* Exercise brief:
All of the data should be output character for character, except the pictures.

* Task material:
________________
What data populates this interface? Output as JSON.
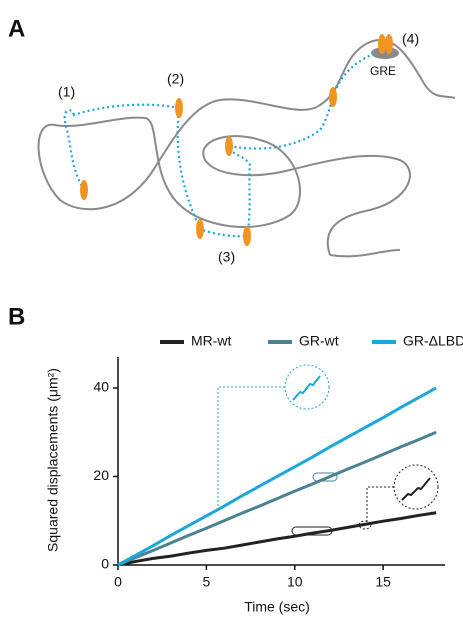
{
  "panel_labels": [
    "A",
    "B"
  ],
  "panel_a": {
    "sites": [
      "(1)",
      "(2)",
      "(3)",
      "(4)"
    ],
    "gre": "GRE"
  },
  "chart_data": {
    "type": "line",
    "xlabel": "Time (sec)",
    "ylabel": "Squared displacements (μm²)",
    "x": [
      0,
      1,
      2,
      3,
      4,
      5,
      6,
      7,
      8,
      9,
      10,
      11,
      12,
      13,
      14,
      15,
      16,
      17,
      18
    ],
    "series": [
      {
        "name": "MR-wt",
        "color": "#222222",
        "values": [
          0,
          0.8,
          1.5,
          2,
          2.7,
          3.3,
          3.8,
          4.5,
          5.2,
          5.9,
          6.5,
          7.2,
          7.8,
          8.5,
          9.2,
          9.9,
          10.5,
          11.2,
          11.8
        ]
      },
      {
        "name": "GR-wt",
        "color": "#4a8193",
        "values": [
          0,
          1.7,
          3.3,
          5,
          6.7,
          8.3,
          10,
          11.7,
          13.3,
          15,
          16.7,
          18.3,
          20,
          21.7,
          23.3,
          25,
          26.7,
          28.3,
          30
        ]
      },
      {
        "name": "GR-ΔLBD",
        "color": "#1aa7dc",
        "values": [
          0,
          2.2,
          4.4,
          6.7,
          8.9,
          11.1,
          13.3,
          15.6,
          17.8,
          20,
          22.2,
          24.4,
          26.7,
          28.9,
          31.1,
          33.3,
          35.6,
          37.8,
          40
        ]
      }
    ],
    "xlim": [
      0,
      18.5
    ],
    "xticks": [
      0,
      5,
      10,
      15
    ],
    "ylim": [
      0,
      47
    ],
    "yticks": [
      0,
      20,
      40
    ]
  }
}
________________
* In response:
What data populates this interface? Output as JSON.
{
  "panel_labels": [
    "A",
    "B"
  ],
  "panel_a": {
    "sites": [
      "(1)",
      "(2)",
      "(3)",
      "(4)"
    ],
    "gre": "GRE"
  },
  "chart_data": {
    "type": "line",
    "xlabel": "Time (sec)",
    "ylabel": "Squared displacements (μm²)",
    "x": [
      0,
      1,
      2,
      3,
      4,
      5,
      6,
      7,
      8,
      9,
      10,
      11,
      12,
      13,
      14,
      15,
      16,
      17,
      18
    ],
    "series": [
      {
        "name": "MR-wt",
        "color": "#222222",
        "values": [
          0,
          0.8,
          1.5,
          2,
          2.7,
          3.3,
          3.8,
          4.5,
          5.2,
          5.9,
          6.5,
          7.2,
          7.8,
          8.5,
          9.2,
          9.9,
          10.5,
          11.2,
          11.8
        ]
      },
      {
        "name": "GR-wt",
        "color": "#4a8193",
        "values": [
          0,
          1.7,
          3.3,
          5,
          6.7,
          8.3,
          10,
          11.7,
          13.3,
          15,
          16.7,
          18.3,
          20,
          21.7,
          23.3,
          25,
          26.7,
          28.3,
          30
        ]
      },
      {
        "name": "GR-ΔLBD",
        "color": "#1aa7dc",
        "values": [
          0,
          2.2,
          4.4,
          6.7,
          8.9,
          11.1,
          13.3,
          15.6,
          17.8,
          20,
          22.2,
          24.4,
          26.7,
          28.9,
          31.1,
          33.3,
          35.6,
          37.8,
          40
        ]
      }
    ],
    "xlim": [
      0,
      18.5
    ],
    "xticks": [
      0,
      5,
      10,
      15
    ],
    "ylim": [
      0,
      47
    ],
    "yticks": [
      0,
      20,
      40
    ]
  }
}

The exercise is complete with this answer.